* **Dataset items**
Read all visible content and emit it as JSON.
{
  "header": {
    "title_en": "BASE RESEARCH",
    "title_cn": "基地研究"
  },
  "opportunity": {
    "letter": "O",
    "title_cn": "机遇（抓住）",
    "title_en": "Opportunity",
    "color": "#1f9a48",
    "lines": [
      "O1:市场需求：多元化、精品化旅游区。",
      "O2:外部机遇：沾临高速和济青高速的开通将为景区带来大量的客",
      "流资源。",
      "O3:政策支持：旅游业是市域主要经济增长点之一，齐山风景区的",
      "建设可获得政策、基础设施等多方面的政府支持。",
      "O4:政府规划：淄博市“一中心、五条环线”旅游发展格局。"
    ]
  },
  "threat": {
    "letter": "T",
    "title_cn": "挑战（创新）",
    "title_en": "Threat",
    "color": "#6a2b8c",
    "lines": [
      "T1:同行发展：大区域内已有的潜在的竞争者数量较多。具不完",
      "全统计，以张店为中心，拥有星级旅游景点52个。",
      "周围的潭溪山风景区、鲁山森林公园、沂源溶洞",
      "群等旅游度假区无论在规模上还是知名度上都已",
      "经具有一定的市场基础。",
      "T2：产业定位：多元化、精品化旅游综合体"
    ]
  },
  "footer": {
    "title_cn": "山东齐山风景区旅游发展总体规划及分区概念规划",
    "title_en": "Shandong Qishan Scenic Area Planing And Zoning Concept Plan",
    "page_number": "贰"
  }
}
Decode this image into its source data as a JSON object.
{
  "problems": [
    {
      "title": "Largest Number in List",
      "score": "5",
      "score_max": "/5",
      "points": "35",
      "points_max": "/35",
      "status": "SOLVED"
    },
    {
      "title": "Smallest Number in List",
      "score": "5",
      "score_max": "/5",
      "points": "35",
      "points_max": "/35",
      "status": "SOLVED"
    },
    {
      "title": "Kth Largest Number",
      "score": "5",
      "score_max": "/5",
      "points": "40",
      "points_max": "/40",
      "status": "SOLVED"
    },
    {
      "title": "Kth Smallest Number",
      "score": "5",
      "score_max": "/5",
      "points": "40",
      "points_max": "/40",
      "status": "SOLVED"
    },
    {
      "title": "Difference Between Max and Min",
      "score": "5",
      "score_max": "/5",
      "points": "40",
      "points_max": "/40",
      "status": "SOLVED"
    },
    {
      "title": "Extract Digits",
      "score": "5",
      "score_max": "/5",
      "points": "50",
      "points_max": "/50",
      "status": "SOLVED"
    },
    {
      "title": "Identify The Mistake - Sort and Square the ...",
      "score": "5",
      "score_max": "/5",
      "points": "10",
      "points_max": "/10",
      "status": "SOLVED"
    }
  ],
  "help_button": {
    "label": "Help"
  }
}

* **PROBLEM DETAILS**
Output the listing above without altering a single character.

* **EXERCISE SOLUTION**
Read all visible content and emit it as JSON.
{
  "header": {
    "title_en": "BASE RESEARCH",
    "title_cn": "基地研究"
  },
  "opportunity": {
    "letter": "O",
    "title_cn": "机遇（抓住）",
    "title_en": "Opportunity",
    "color": "#1f9a48",
    "lines": [
      "O1:市场需求：多元化、精品化旅游区。",
      "O2:外部机遇：沾临高速和济青高速的开通将为景区带来大量的客",
      "流资源。",
      "O3:政策支持：旅游业是市域主要经济增长点之一，齐山风景区的",
      "建设可获得政策、基础设施等多方面的政府支持。",
      "O4:政府规划：淄博市“一中心、五条环线”旅游发展格局。"
    ]
  },
  "threat": {
    "letter": "T",
    "title_cn": "挑战（创新）",
    "title_en": "Threat",
    "color": "#6a2b8c",
    "lines": [
      "T1:同行发展：大区域内已有的潜在的竞争者数量较多。具不完",
      "全统计，以张店为中心，拥有星级旅游景点52个。",
      "周围的潭溪山风景区、鲁山森林公园、沂源溶洞",
      "群等旅游度假区无论在规模上还是知名度上都已",
      "经具有一定的市场基础。",
      "T2：产业定位：多元化、精品化旅游综合体"
    ]
  },
  "footer": {
    "title_cn": "山东齐山风景区旅游发展总体规划及分区概念规划",
    "title_en": "Shandong Qishan Scenic Area Planing And Zoning Concept Plan",
    "page_number": "贰"
  }
}
Decode this image into its source data as a JSON object.
{
  "problems": [
    {
      "title": "Largest Number in List",
      "score": "5",
      "score_max": "/5",
      "points": "35",
      "points_max": "/35",
      "status": "SOLVED"
    },
    {
      "title": "Smallest Number in List",
      "score": "5",
      "score_max": "/5",
      "points": "35",
      "points_max": "/35",
      "status": "SOLVED"
    },
    {
      "title": "Kth Largest Number",
      "score": "5",
      "score_max": "/5",
      "points": "40",
      "points_max": "/40",
      "status": "SOLVED"
    },
    {
      "title": "Kth Smallest Number",
      "score": "5",
      "score_max": "/5",
      "points": "40",
      "points_max": "/40",
      "status": "SOLVED"
    },
    {
      "title": "Difference Between Max and Min",
      "score": "5",
      "score_max": "/5",
      "points": "40",
      "points_max": "/40",
      "status": "SOLVED"
    },
    {
      "title": "Extract Digits",
      "score": "5",
      "score_max": "/5",
      "points": "50",
      "points_max": "/50",
      "status": "SOLVED"
    },
    {
      "title": "Identify The Mistake - Sort and Square the ...",
      "score": "5",
      "score_max": "/5",
      "points": "10",
      "points_max": "/10",
      "status": "SOLVED"
    }
  ],
  "help_button": {
    "label": "Help"
  }
}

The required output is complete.